*Written problem*: Where a line holds the word "mecânicas", copy that line.

*Records for processing*:
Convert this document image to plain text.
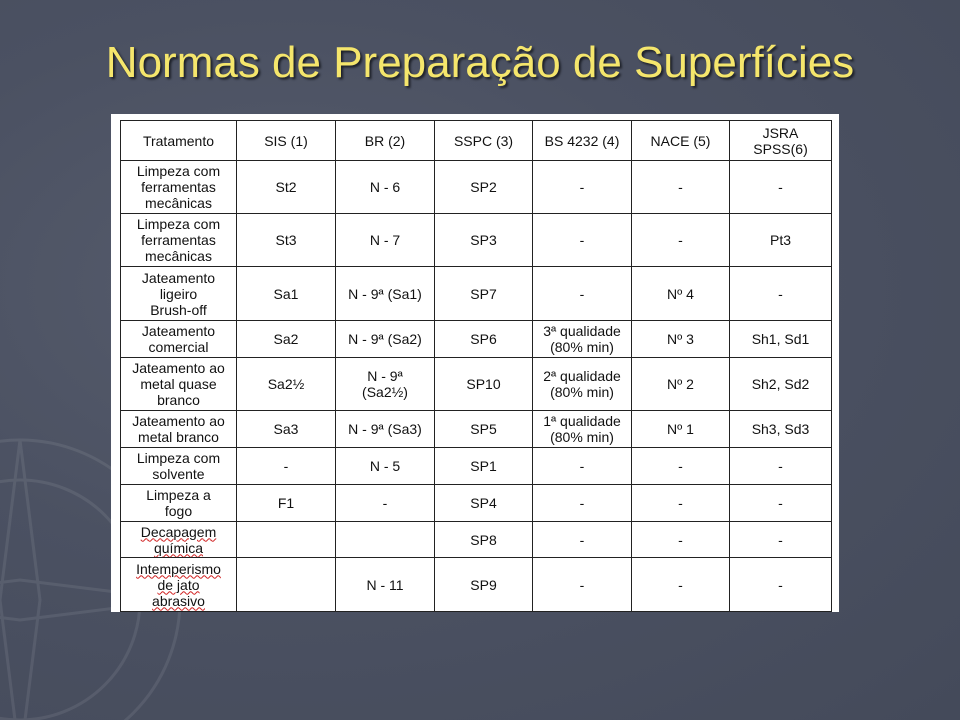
Normas de Preparação de Superfícies
Tratamento	SIS (1)	BR (2)	SSPC (3)	BS 4232 (4)	NACE (5)	JSRA
SPSS(6)
Limpeza com
ferramentas
mecânicas	St2	N - 6	SP2	-	-	-
Limpeza com
ferramentas
mecânicas	St3	N - 7	SP3	-	-	Pt3
Jateamento
ligeiro
Brush-off	Sa1	N - 9ª (Sa1)	SP7	-	Nº 4	-
Jateamento
comercial	Sa2	N - 9ª (Sa2)	SP6	3ª qualidade
(80% min)	Nº 3	Sh1, Sd1
Jateamento ao
metal quase
branco	Sa2½	N - 9ª
(Sa2½)	SP10	2ª qualidade
(80% min)	Nº 2	Sh2, Sd2
Jateamento ao
metal branco	Sa3	N - 9ª (Sa3)	SP5	1ª qualidade
(80% min)	Nº 1	Sh3, Sd3
Limpeza com
solvente	-	N - 5	SP1	-	-	-
Limpeza a
fogo	F1	-	SP4	-	-	-
Decapagem
química			SP8	-	-	-
Intemperismo
de jato
abrasivo		N - 11	SP9	-	-	-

*The result*:
mecânicas	St2	N - 6	SP2	-	-	-
mecânicas	St3	N - 7	SP3	-	-	Pt3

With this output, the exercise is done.